# Start of Task input
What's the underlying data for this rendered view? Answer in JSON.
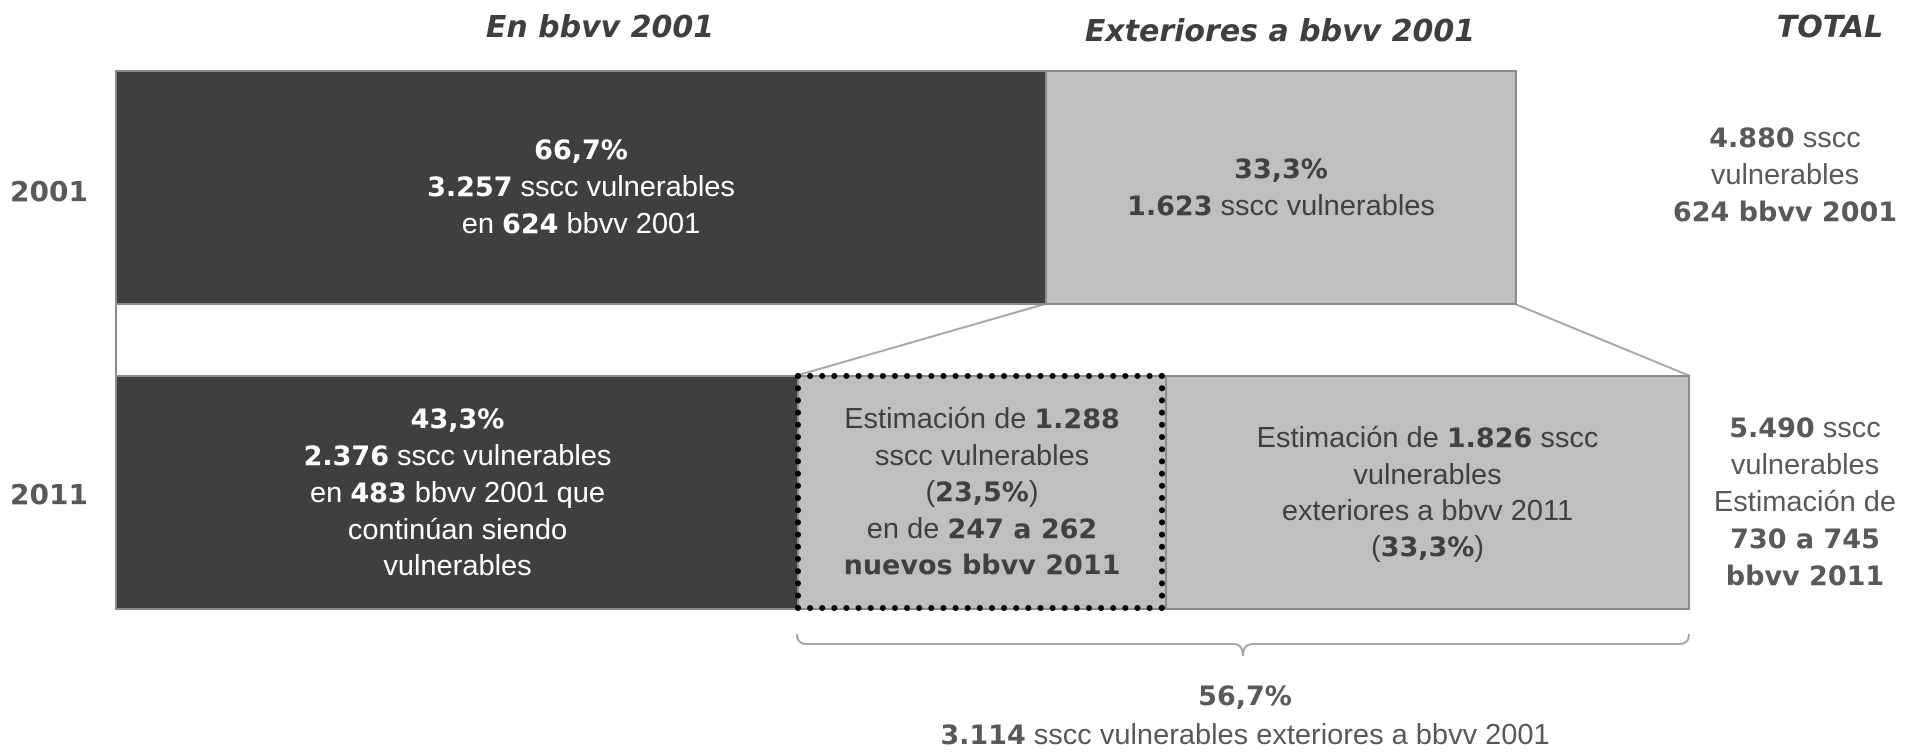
{
  "headers": {
    "in_bbvv": "En bbvv 2001",
    "outside_bbvv": "Exteriores a bbvv 2001",
    "total": "TOTAL"
  },
  "years": {
    "y2001": "2001",
    "y2011": "2011"
  },
  "row2001": {
    "in_box": {
      "pct": "66,7%",
      "count": "3.257",
      "count_suffix": " sscc vulnerables",
      "prefix_en": "en ",
      "bbvv": "624",
      "bbvv_suffix": " bbvv 2001"
    },
    "out_box": {
      "pct": "33,3%",
      "count": "1.623",
      "count_suffix": " sscc vulnerables"
    },
    "total": {
      "count": "4.880",
      "count_suffix": " sscc",
      "line2": "vulnerables",
      "bbvv_line": "624 bbvv 2001"
    }
  },
  "row2011": {
    "in_box": {
      "pct": "43,3%",
      "count": "2.376",
      "count_suffix": " sscc vulnerables",
      "prefix_en": "en ",
      "bbvv": "483",
      "bbvv_suffix": " bbvv 2001 que",
      "line4": "continúan siendo",
      "line5": "vulnerables"
    },
    "new_box": {
      "prefix": "Estimación de ",
      "count": "1.288",
      "line2": "sscc vulnerables",
      "paren_open": "(",
      "pct": "23,5%",
      "paren_close": ")",
      "prefix_en": "en de ",
      "range": "247 a 262",
      "line5": "nuevos bbvv 2011"
    },
    "ext_box": {
      "prefix": "Estimación de ",
      "count": "1.826",
      "count_suffix": " sscc",
      "line2": "vulnerables",
      "line3": "exteriores a bbvv 2011",
      "paren_open": "(",
      "pct": "33,3%",
      "paren_close": ")"
    },
    "total": {
      "count": "5.490",
      "count_suffix": " sscc",
      "line2": "vulnerables",
      "line3": "Estimación de",
      "range": "730 a 745",
      "bbvv_line": "bbvv 2011"
    }
  },
  "bracket_label": {
    "pct": "56,7%",
    "count": "3.114",
    "count_suffix": " sscc vulnerables exteriores a bbvv 2001"
  },
  "colors": {
    "dark_box": "#3f3f3f",
    "light_box": "#bfbfbf",
    "text_gray": "#595959"
  }
}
# End of Task input
**What is required**.
Collect the lines of the data that carry the word "bbvv".

**Solution for this problem**.
    "in_bbvv": "En bbvv 2001",
    "outside_bbvv": "Exteriores a bbvv 2001",
      "bbvv": "624",
      "bbvv_suffix": " bbvv 2001"
      "bbvv_line": "624 bbvv 2001"
      "bbvv": "483",
      "bbvv_suffix": " bbvv 2001 que",
      "line5": "nuevos bbvv 2011"
      "line3": "exteriores a bbvv 2011",
      "bbvv_line": "bbvv 2011"
    "count_suffix": " sscc vulnerables exteriores a bbvv 2001"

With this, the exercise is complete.